Return the material below in full and exactly.

Items from a figure collection:
- - - - - - -

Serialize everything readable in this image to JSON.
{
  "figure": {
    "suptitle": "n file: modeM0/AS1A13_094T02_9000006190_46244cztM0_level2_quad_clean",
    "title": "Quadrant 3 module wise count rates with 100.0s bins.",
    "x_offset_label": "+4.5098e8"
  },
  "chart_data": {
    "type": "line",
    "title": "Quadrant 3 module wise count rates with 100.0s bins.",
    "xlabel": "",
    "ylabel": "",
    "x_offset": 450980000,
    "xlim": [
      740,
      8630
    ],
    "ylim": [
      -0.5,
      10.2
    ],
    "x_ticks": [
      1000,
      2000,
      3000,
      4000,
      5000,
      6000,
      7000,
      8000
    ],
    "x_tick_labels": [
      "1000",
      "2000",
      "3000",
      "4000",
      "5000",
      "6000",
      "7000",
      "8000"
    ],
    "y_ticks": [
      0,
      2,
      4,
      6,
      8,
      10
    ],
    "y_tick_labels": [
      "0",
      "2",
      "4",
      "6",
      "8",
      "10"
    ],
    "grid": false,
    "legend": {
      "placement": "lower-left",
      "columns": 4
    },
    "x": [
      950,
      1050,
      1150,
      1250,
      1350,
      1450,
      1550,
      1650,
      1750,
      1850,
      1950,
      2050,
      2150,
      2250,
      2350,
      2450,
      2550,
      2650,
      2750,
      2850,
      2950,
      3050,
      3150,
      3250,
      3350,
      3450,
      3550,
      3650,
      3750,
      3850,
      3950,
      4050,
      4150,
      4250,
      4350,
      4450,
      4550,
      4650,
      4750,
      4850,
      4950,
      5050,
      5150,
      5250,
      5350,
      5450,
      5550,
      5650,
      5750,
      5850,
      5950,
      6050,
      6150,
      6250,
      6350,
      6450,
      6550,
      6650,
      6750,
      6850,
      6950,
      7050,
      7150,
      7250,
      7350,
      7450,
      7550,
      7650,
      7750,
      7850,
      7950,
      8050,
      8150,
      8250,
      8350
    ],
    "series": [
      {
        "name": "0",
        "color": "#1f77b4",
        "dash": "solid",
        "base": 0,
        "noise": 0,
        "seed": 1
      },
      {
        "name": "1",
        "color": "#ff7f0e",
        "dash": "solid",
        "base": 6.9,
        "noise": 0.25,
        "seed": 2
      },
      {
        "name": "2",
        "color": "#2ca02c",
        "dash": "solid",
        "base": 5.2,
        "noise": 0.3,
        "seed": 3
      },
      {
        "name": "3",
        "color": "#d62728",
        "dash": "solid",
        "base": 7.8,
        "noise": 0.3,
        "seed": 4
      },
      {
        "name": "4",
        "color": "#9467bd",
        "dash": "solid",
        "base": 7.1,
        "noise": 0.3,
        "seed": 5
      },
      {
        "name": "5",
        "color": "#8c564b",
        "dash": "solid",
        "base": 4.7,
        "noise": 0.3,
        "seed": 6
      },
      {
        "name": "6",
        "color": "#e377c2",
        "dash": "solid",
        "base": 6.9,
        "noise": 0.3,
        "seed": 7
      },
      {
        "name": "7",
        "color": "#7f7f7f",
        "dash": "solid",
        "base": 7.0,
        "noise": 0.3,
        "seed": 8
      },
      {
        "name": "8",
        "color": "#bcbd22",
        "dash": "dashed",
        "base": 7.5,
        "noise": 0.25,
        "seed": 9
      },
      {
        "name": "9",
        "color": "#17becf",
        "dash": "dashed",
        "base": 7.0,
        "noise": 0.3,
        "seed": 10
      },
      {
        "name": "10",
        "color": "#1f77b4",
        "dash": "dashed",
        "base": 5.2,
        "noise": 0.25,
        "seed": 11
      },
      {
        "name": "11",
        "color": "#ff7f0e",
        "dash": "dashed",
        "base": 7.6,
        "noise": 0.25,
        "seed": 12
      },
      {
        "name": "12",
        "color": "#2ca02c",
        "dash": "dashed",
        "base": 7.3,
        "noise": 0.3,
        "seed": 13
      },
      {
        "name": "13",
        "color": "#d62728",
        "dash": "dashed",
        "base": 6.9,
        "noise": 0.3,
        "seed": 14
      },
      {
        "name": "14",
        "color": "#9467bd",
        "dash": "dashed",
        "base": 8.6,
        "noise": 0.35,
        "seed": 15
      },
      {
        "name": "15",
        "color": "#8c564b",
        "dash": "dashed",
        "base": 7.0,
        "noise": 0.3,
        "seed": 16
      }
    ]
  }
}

- - - - - - -

• _Solution to the exercise_:
Serialize everything readable in this image to JSON.
{
  "figure": {
    "suptitle": "n file: modeM0/AS1A13_094T02_9000006190_46244cztM0_level2_quad_clean",
    "title": "Quadrant 3 module wise count rates with 100.0s bins.",
    "x_offset_label": "+4.5098e8"
  },
  "chart_data": {
    "type": "line",
    "title": "Quadrant 3 module wise count rates with 100.0s bins.",
    "xlabel": "",
    "ylabel": "",
    "x_offset": 450980000,
    "xlim": [
      740,
      8630
    ],
    "ylim": [
      -0.5,
      10.2
    ],
    "x_ticks": [
      1000,
      2000,
      3000,
      4000,
      5000,
      6000,
      7000,
      8000
    ],
    "x_tick_labels": [
      "1000",
      "2000",
      "3000",
      "4000",
      "5000",
      "6000",
      "7000",
      "8000"
    ],
    "y_ticks": [
      0,
      2,
      4,
      6,
      8,
      10
    ],
    "y_tick_labels": [
      "0",
      "2",
      "4",
      "6",
      "8",
      "10"
    ],
    "grid": false,
    "legend": {
      "placement": "lower-left",
      "columns": 4
    },
    "x": [
      950,
      1050,
      1150,
      1250,
      1350,
      1450,
      1550,
      1650,
      1750,
      1850,
      1950,
      2050,
      2150,
      2250,
      2350,
      2450,
      2550,
      2650,
      2750,
      2850,
      2950,
      3050,
      3150,
      3250,
      3350,
      3450,
      3550,
      3650,
      3750,
      3850,
      3950,
      4050,
      4150,
      4250,
      4350,
      4450,
      4550,
      4650,
      4750,
      4850,
      4950,
      5050,
      5150,
      5250,
      5350,
      5450,
      5550,
      5650,
      5750,
      5850,
      5950,
      6050,
      6150,
      6250,
      6350,
      6450,
      6550,
      6650,
      6750,
      6850,
      6950,
      7050,
      7150,
      7250,
      7350,
      7450,
      7550,
      7650,
      7750,
      7850,
      7950,
      8050,
      8150,
      8250,
      8350
    ],
    "series": [
      {
        "name": "0",
        "color": "#1f77b4",
        "dash": "solid",
        "base": 0,
        "noise": 0,
        "seed": 1
      },
      {
        "name": "1",
        "color": "#ff7f0e",
        "dash": "solid",
        "base": 6.9,
        "noise": 0.25,
        "seed": 2
      },
      {
        "name": "2",
        "color": "#2ca02c",
        "dash": "solid",
        "base": 5.2,
        "noise": 0.3,
        "seed": 3
      },
      {
        "name": "3",
        "color": "#d62728",
        "dash": "solid",
        "base": 7.8,
        "noise": 0.3,
        "seed": 4
      },
      {
        "name": "4",
        "color": "#9467bd",
        "dash": "solid",
        "base": 7.1,
        "noise": 0.3,
        "seed": 5
      },
      {
        "name": "5",
        "color": "#8c564b",
        "dash": "solid",
        "base": 4.7,
        "noise": 0.3,
        "seed": 6
      },
      {
        "name": "6",
        "color": "#e377c2",
        "dash": "solid",
        "base": 6.9,
        "noise": 0.3,
        "seed": 7
      },
      {
        "name": "7",
        "color": "#7f7f7f",
        "dash": "solid",
        "base": 7.0,
        "noise": 0.3,
        "seed": 8
      },
      {
        "name": "8",
        "color": "#bcbd22",
        "dash": "dashed",
        "base": 7.5,
        "noise": 0.25,
        "seed": 9
      },
      {
        "name": "9",
        "color": "#17becf",
        "dash": "dashed",
        "base": 7.0,
        "noise": 0.3,
        "seed": 10
      },
      {
        "name": "10",
        "color": "#1f77b4",
        "dash": "dashed",
        "base": 5.2,
        "noise": 0.25,
        "seed": 11
      },
      {
        "name": "11",
        "color": "#ff7f0e",
        "dash": "dashed",
        "base": 7.6,
        "noise": 0.25,
        "seed": 12
      },
      {
        "name": "12",
        "color": "#2ca02c",
        "dash": "dashed",
        "base": 7.3,
        "noise": 0.3,
        "seed": 13
      },
      {
        "name": "13",
        "color": "#d62728",
        "dash": "dashed",
        "base": 6.9,
        "noise": 0.3,
        "seed": 14
      },
      {
        "name": "14",
        "color": "#9467bd",
        "dash": "dashed",
        "base": 8.6,
        "noise": 0.35,
        "seed": 15
      },
      {
        "name": "15",
        "color": "#8c564b",
        "dash": "dashed",
        "base": 7.0,
        "noise": 0.3,
        "seed": 16
      }
    ]
  }
}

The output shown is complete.